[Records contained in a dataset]

+ + + +

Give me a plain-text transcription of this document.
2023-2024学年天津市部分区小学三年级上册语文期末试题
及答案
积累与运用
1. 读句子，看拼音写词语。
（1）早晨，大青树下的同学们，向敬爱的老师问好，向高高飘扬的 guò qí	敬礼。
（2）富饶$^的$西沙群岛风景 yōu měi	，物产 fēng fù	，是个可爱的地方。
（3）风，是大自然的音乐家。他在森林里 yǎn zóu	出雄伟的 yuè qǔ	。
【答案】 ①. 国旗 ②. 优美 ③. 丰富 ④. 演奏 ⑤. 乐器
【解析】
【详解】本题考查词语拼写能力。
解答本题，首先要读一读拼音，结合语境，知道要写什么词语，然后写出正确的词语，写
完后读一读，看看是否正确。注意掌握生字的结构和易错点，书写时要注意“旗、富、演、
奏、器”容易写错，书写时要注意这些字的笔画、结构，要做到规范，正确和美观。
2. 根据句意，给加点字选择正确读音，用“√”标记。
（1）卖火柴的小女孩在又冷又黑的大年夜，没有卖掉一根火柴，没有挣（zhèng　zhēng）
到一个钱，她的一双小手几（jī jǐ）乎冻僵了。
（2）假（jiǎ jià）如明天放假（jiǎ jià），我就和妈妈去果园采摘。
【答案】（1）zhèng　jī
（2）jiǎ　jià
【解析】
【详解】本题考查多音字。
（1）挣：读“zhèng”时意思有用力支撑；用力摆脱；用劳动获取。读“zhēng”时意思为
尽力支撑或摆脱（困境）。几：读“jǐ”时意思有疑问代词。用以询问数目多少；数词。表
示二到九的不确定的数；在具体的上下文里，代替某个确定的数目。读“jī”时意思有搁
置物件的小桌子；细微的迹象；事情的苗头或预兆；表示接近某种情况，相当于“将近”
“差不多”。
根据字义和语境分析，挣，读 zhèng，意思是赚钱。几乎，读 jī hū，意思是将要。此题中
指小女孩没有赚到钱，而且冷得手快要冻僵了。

+ + + +

[WORK TO BE COMPLETED] Retype the whole listing above exactly.

[SOLUTION TO THIS PROBLEM]
Give me a plain-text transcription of this document.
2023-2024学年天津市部分区小学三年级上册语文期末试题
及答案
积累与运用
1. 读句子，看拼音写词语。
（1）早晨，大青树下的同学们，向敬爱的老师问好，向高高飘扬的 guò qí	敬礼。
（2）富饶$^的$西沙群岛风景 yōu měi	，物产 fēng fù	，是个可爱的地方。
（3）风，是大自然的音乐家。他在森林里 yǎn zóu	出雄伟的 yuè qǔ	。
【答案】 ①. 国旗 ②. 优美 ③. 丰富 ④. 演奏 ⑤. 乐器
【解析】
【详解】本题考查词语拼写能力。
解答本题，首先要读一读拼音，结合语境，知道要写什么词语，然后写出正确的词语，写
完后读一读，看看是否正确。注意掌握生字的结构和易错点，书写时要注意“旗、富、演、
奏、器”容易写错，书写时要注意这些字的笔画、结构，要做到规范，正确和美观。
2. 根据句意，给加点字选择正确读音，用“√”标记。
（1）卖火柴的小女孩在又冷又黑的大年夜，没有卖掉一根火柴，没有挣（zhèng　zhēng）
到一个钱，她的一双小手几（jī jǐ）乎冻僵了。
（2）假（jiǎ jià）如明天放假（jiǎ jià），我就和妈妈去果园采摘。
【答案】（1）zhèng　jī
（2）jiǎ　jià
【解析】
【详解】本题考查多音字。
（1）挣：读“zhèng”时意思有用力支撑；用力摆脱；用劳动获取。读“zhēng”时意思为
尽力支撑或摆脱（困境）。几：读“jǐ”时意思有疑问代词。用以询问数目多少；数词。表
示二到九的不确定的数；在具体的上下文里，代替某个确定的数目。读“jī”时意思有搁
置物件的小桌子；细微的迹象；事情的苗头或预兆；表示接近某种情况，相当于“将近”
“差不多”。
根据字义和语境分析，挣，读 zhèng，意思是赚钱。几乎，读 jī hū，意思是将要。此题中
指小女孩没有赚到钱，而且冷得手快要冻僵了。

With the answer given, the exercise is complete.